INSTRUCTION: Repeat exactly the lines below, from the line containing "Serialize everything readable" through the last line, both included. Leave out any pictures.

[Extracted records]
========
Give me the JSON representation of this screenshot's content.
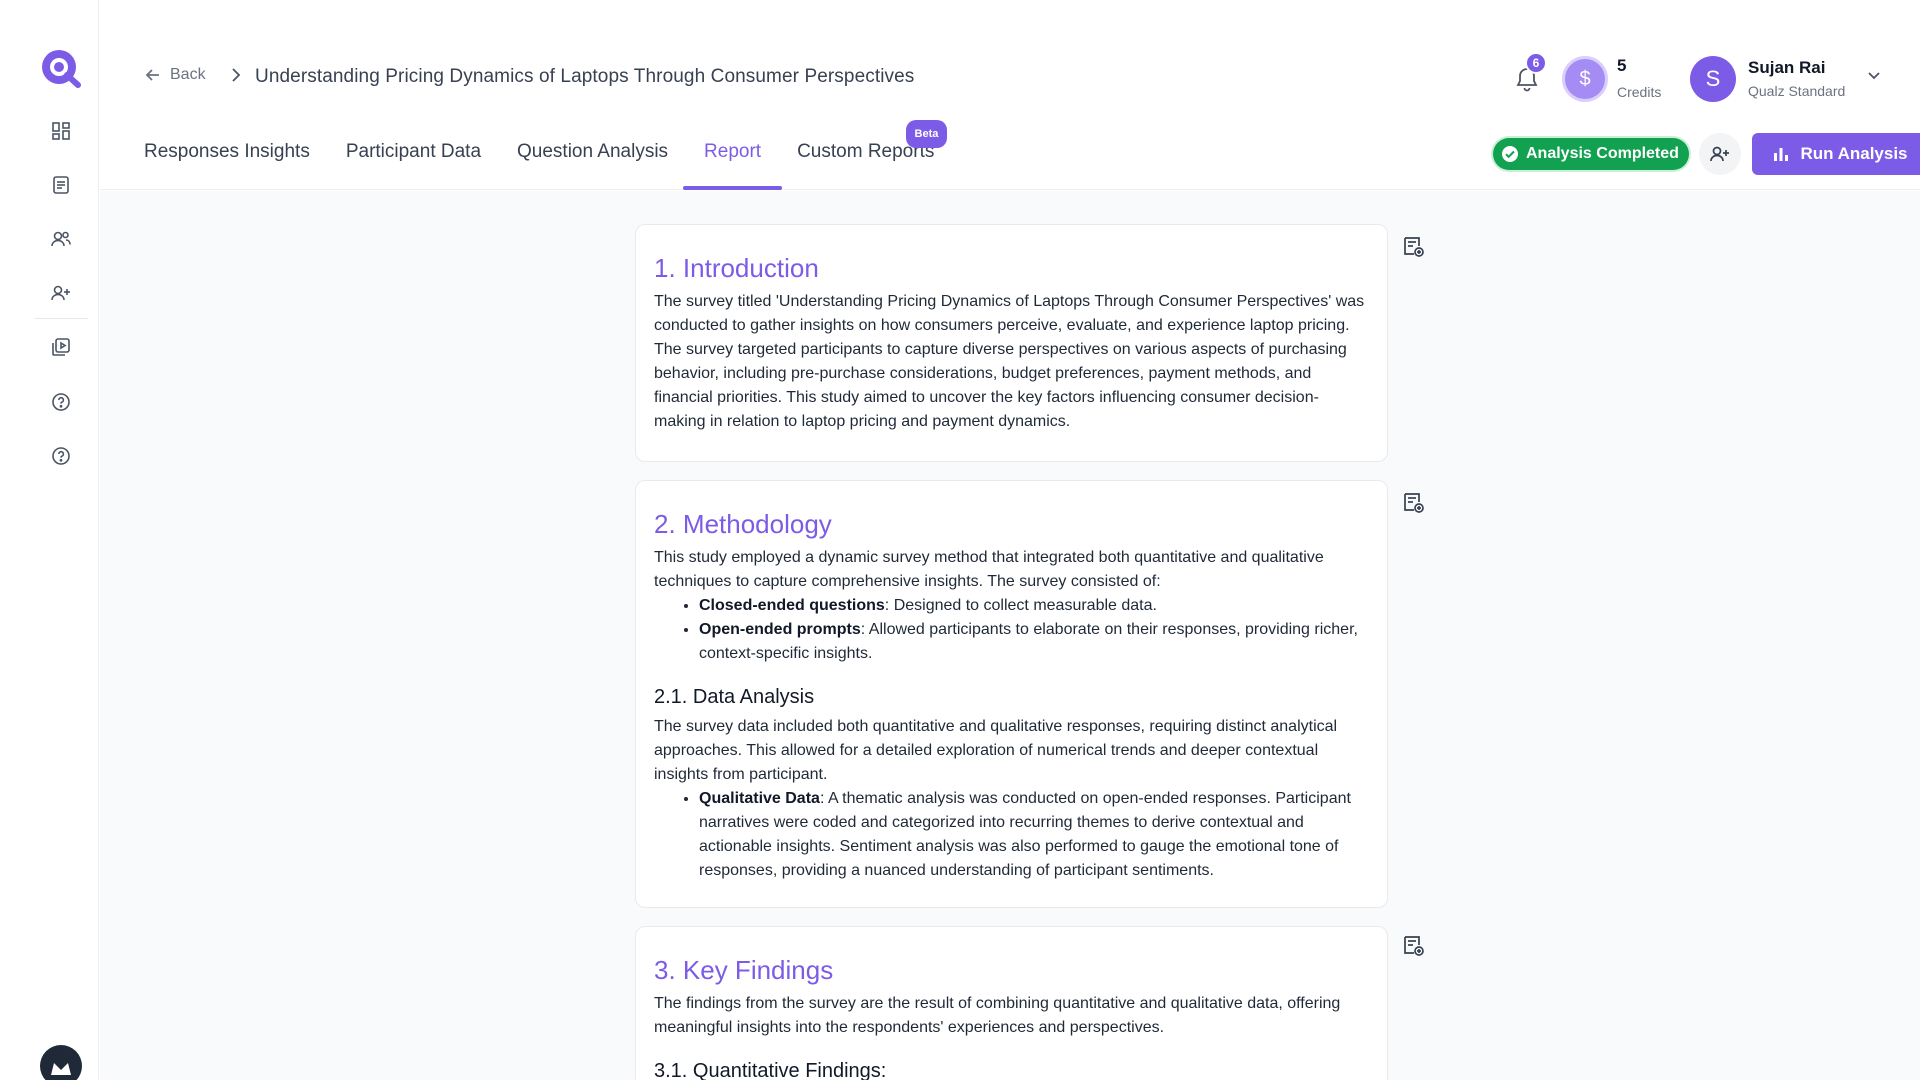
{
  "header": {
    "back_label": "Back",
    "title": "Understanding Pricing Dynamics of Laptops Through Consumer Perspectives",
    "notification_count": "6",
    "credits_value": "5",
    "credits_label": "Credits",
    "user_initial": "S",
    "user_name": "Sujan Rai",
    "user_plan": "Qualz Standard"
  },
  "tabs": [
    {
      "label": "Responses Insights"
    },
    {
      "label": "Participant Data"
    },
    {
      "label": "Question Analysis"
    },
    {
      "label": "Report"
    },
    {
      "label": "Custom Reports",
      "badge": "Beta"
    }
  ],
  "active_tab": "Report",
  "actions": {
    "status": "Analysis Completed",
    "run_label": "Run Analysis"
  },
  "colors": {
    "accent": "#7c5ce6",
    "success": "#12a150"
  },
  "sections": {
    "intro": {
      "heading": "1. Introduction",
      "body": "The survey titled 'Understanding Pricing Dynamics of Laptops Through Consumer Perspectives' was conducted to gather insights on how consumers perceive, evaluate, and experience laptop pricing. The survey targeted participants to capture diverse perspectives on various aspects of purchasing behavior, including pre-purchase considerations, budget preferences, payment methods, and financial priorities. This study aimed to uncover the key factors influencing consumer decision-making in relation to laptop pricing and payment dynamics."
    },
    "methodology": {
      "heading": "2. Methodology",
      "body": "This study employed a dynamic survey method that integrated both quantitative and qualitative techniques to capture comprehensive insights. The survey consisted of:",
      "items": [
        {
          "term": "Closed-ended questions",
          "text": ": Designed to collect measurable data."
        },
        {
          "term": "Open-ended prompts",
          "text": ": Allowed participants to elaborate on their responses, providing richer, context-specific insights."
        }
      ],
      "sub_heading": "2.1. Data Analysis",
      "sub_body": "The survey data included both quantitative and qualitative responses, requiring distinct analytical approaches. This allowed for a detailed exploration of numerical trends and deeper contextual insights from participant.",
      "sub_items": [
        {
          "term": "Qualitative Data",
          "text": ": A thematic analysis was conducted on open-ended responses. Participant narratives were coded and categorized into recurring themes to derive contextual and actionable insights. Sentiment analysis was also performed to gauge the emotional tone of responses, providing a nuanced understanding of participant sentiments."
        }
      ]
    },
    "findings": {
      "heading": "3. Key Findings",
      "body": "The findings from the survey are the result of combining quantitative and qualitative data, offering meaningful insights into the respondents' experiences and perspectives.",
      "sub_heading": "3.1. Quantitative Findings:"
    }
  },
  "icons": {
    "logo": "qualz-logo",
    "sidebar": [
      "dashboard-icon",
      "document-icon",
      "users-icon",
      "add-user-icon",
      "media-library-icon",
      "help-icon",
      "support-icon"
    ],
    "notes": "note-add-icon"
  }
}
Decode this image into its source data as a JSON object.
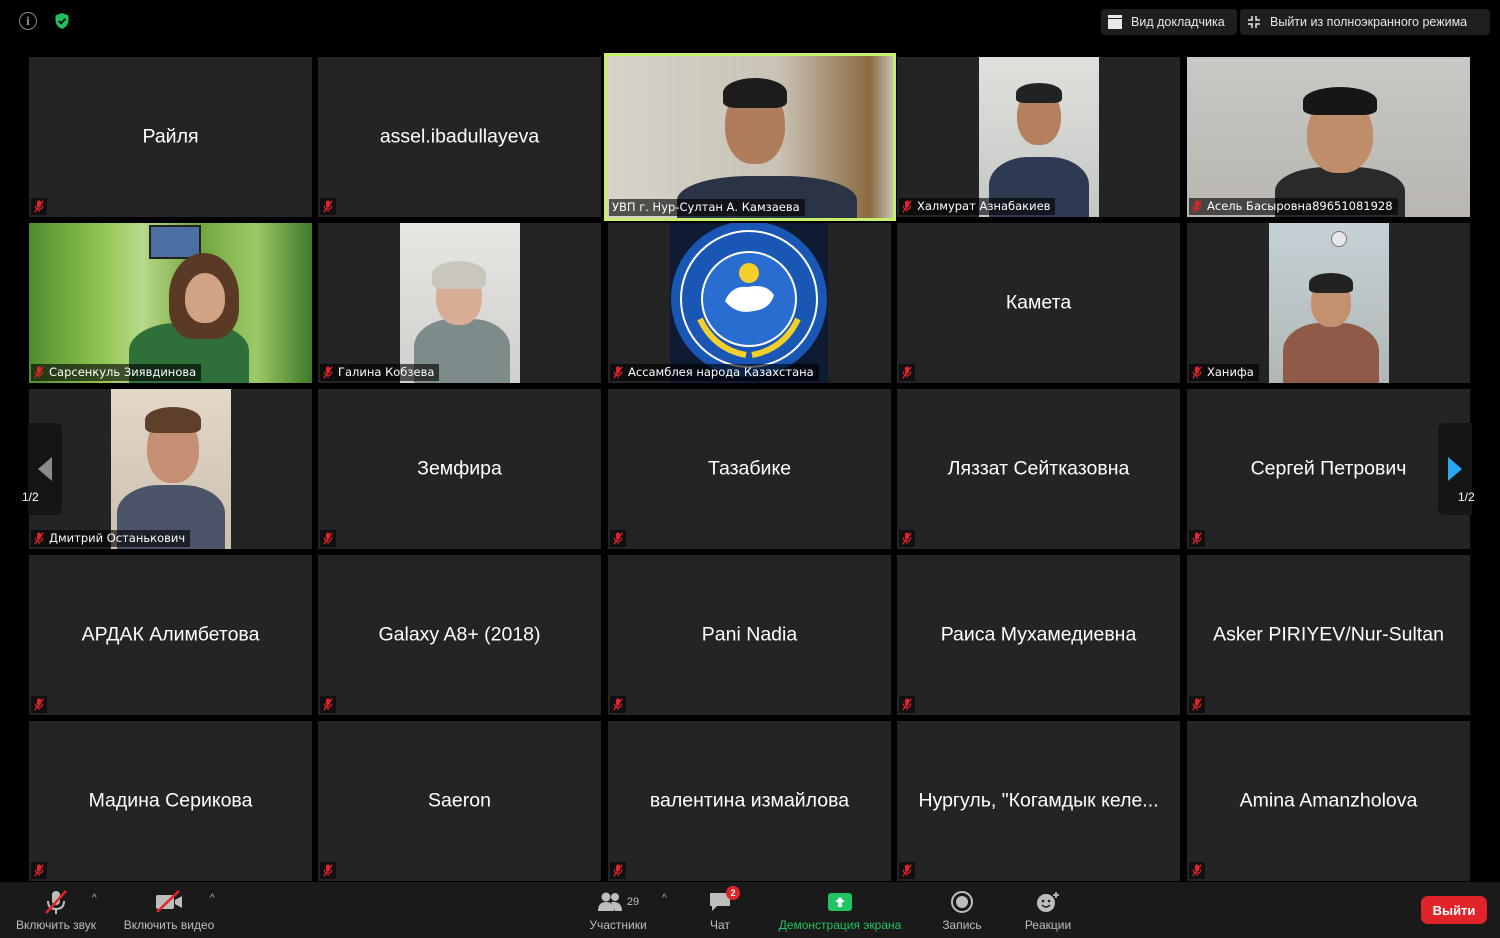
{
  "topbar": {
    "speaker_view": "Вид докладчика",
    "exit_fullscreen": "Выйти из полноэкранного режима"
  },
  "tiles": {
    "r1c1": "Райля",
    "r1c2": "assel.ibadullayeva",
    "r1c3": "УВП г. Нур-Султан А. Камзаева",
    "r1c4": "Халмурат Азнабакиев",
    "r1c5": "Асель Басыровна89651081928",
    "r2c1": "Сарсенкуль Зиявдинова",
    "r2c2": "Галина  Кобзева",
    "r2c3": "Ассамблея народа Казахстана",
    "r2c4": "Камета",
    "r2c5": "Ханифа",
    "r3c1": "Дмитрий Останькович",
    "r3c2": "Земфира",
    "r3c3": "Тазабике",
    "r3c4": "Ляззат Сейтказовна",
    "r3c5": "Сергей Петрович",
    "r4c1": "АРДАК Алимбетова",
    "r4c2": "Galaxy A8+ (2018)",
    "r4c3": "Pani Nadia",
    "r4c4": "Раиса Мухамедиевна",
    "r4c5": "Asker PIRIYEV/Nur-Sultan",
    "r5c1": "Мадина Серикова",
    "r5c2": "Saeron",
    "r5c3": "валентина измайлова",
    "r5c4": "Нургуль, \"Когамдык келе...",
    "r5c5": "Amina Amanzholova"
  },
  "pager": {
    "left": "1/2",
    "right": "1/2"
  },
  "bottombar": {
    "unmute": "Включить звук",
    "start_video": "Включить видео",
    "participants": "Участники",
    "participants_count": "29",
    "chat": "Чат",
    "chat_badge": "2",
    "share": "Демонстрация экрана",
    "record": "Запись",
    "reactions": "Реакции",
    "leave": "Выйти"
  },
  "colors": {
    "active_speaker": "#c6f06a",
    "muted": "#e0242a",
    "share": "#20c463",
    "nav_arrow": "#29a8f0"
  }
}
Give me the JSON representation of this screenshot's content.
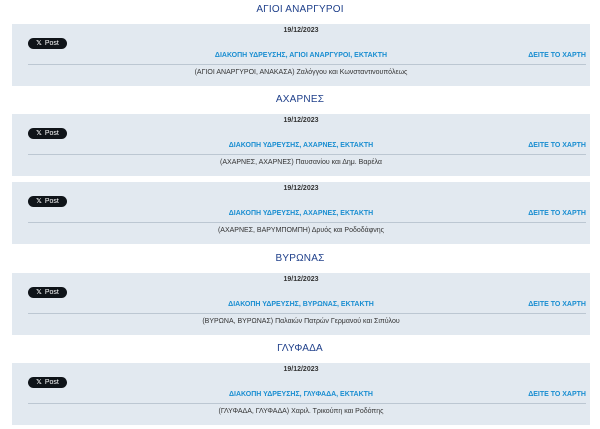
{
  "sections": [
    {
      "title": "ΑΓΙΟΙ ΑΝΑΡΓΥΡΟΙ",
      "items": [
        {
          "date": "19/12/2023",
          "post_label": "Post",
          "headline": "ΔΙΑΚΟΠΗ ΥΔΡΕΥΣΗΣ, ΑΓΙΟΙ ΑΝΑΡΓΥΡΟΙ, ΕΚΤΑΚΤΗ",
          "map_link": "ΔΕΙΤΕ ΤΟ ΧΑΡΤΗ",
          "street": "(ΑΓΙΟΙ ΑΝΑΡΓΥΡΟΙ, ΑΝΑΚΑΣΑ) Ζαλόγγου και Κωνσταντινουπόλεως"
        }
      ]
    },
    {
      "title": "ΑΧΑΡΝΕΣ",
      "items": [
        {
          "date": "19/12/2023",
          "post_label": "Post",
          "headline": "ΔΙΑΚΟΠΗ ΥΔΡΕΥΣΗΣ, ΑΧΑΡΝΕΣ, ΕΚΤΑΚΤΗ",
          "map_link": "ΔΕΙΤΕ ΤΟ ΧΑΡΤΗ",
          "street": "(ΑΧΑΡΝΕΣ, ΑΧΑΡΝΕΣ) Παυσανίου και Δημ. Βαρέλα"
        },
        {
          "date": "19/12/2023",
          "post_label": "Post",
          "headline": "ΔΙΑΚΟΠΗ ΥΔΡΕΥΣΗΣ, ΑΧΑΡΝΕΣ, ΕΚΤΑΚΤΗ",
          "map_link": "ΔΕΙΤΕ ΤΟ ΧΑΡΤΗ",
          "street": "(ΑΧΑΡΝΕΣ, ΒΑΡΥΜΠΟΜΠΗ) Δρυός και Ροδοδάφνης"
        }
      ]
    },
    {
      "title": "ΒΥΡΩΝΑΣ",
      "items": [
        {
          "date": "19/12/2023",
          "post_label": "Post",
          "headline": "ΔΙΑΚΟΠΗ ΥΔΡΕΥΣΗΣ, ΒΥΡΩΝΑΣ, ΕΚΤΑΚΤΗ",
          "map_link": "ΔΕΙΤΕ ΤΟ ΧΑΡΤΗ",
          "street": "(ΒΥΡΩΝΑ, ΒΥΡΩΝΑΣ) Παλαιών Πατρών Γερμανού και Σιπύλου"
        }
      ]
    },
    {
      "title": "ΓΛΥΦΑΔΑ",
      "items": [
        {
          "date": "19/12/2023",
          "post_label": "Post",
          "headline": "ΔΙΑΚΟΠΗ ΥΔΡΕΥΣΗΣ, ΓΛΥΦΑΔΑ, ΕΚΤΑΚΤΗ",
          "map_link": "ΔΕΙΤΕ ΤΟ ΧΑΡΤΗ",
          "street": "(ΓΛΥΦΑΔΑ, ΓΛΥΦΑΔΑ) Χαριλ. Τρικούπη και Ροδόπης"
        }
      ]
    }
  ]
}
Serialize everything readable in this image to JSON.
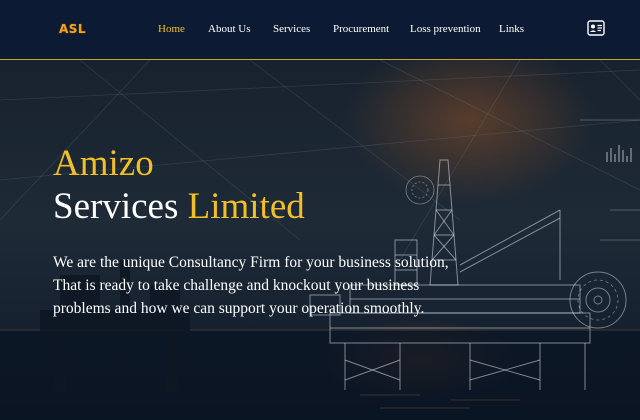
{
  "brand": {
    "logo_text": "ASL"
  },
  "nav": {
    "items": [
      {
        "label": "Home",
        "active": true
      },
      {
        "label": "About Us",
        "active": false
      },
      {
        "label": "Services",
        "active": false
      },
      {
        "label": "Procurement",
        "active": false
      },
      {
        "label": "Loss prevention",
        "active": false
      },
      {
        "label": "Links",
        "active": false
      }
    ],
    "contact_icon": "contact-card-icon"
  },
  "hero": {
    "title_line1": "Amizo",
    "title_line2_a": "Services",
    "title_line2_b": "Limited",
    "description_lines": [
      "We are the unique Consultancy Firm for your business solution,",
      "That is ready to take challenge and knockout your business",
      "problems and how we can support your operation smoothly."
    ]
  },
  "colors": {
    "nav_background": "#0c1b33",
    "accent": "#f2bf29",
    "logo": "#f5a21a",
    "text": "#ffffff"
  }
}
========
CORRECT OUTPUT:
Serialize everything readable in this image to JSON.
{
  "brand": {
    "logo_text": "ASL"
  },
  "nav": {
    "items": [
      {
        "label": "Home",
        "active": true
      },
      {
        "label": "About Us",
        "active": false
      },
      {
        "label": "Services",
        "active": false
      },
      {
        "label": "Procurement",
        "active": false
      },
      {
        "label": "Loss prevention",
        "active": false
      },
      {
        "label": "Links",
        "active": false
      }
    ],
    "contact_icon": "contact-card-icon"
  },
  "hero": {
    "title_line1": "Amizo",
    "title_line2_a": "Services",
    "title_line2_b": "Limited",
    "description_lines": [
      "We are the unique Consultancy Firm for your business solution,",
      "That is ready to take challenge and knockout your business",
      "problems and how we can support your operation smoothly."
    ]
  },
  "colors": {
    "nav_background": "#0c1b33",
    "accent": "#f2bf29",
    "logo": "#f5a21a",
    "text": "#ffffff"
  }
}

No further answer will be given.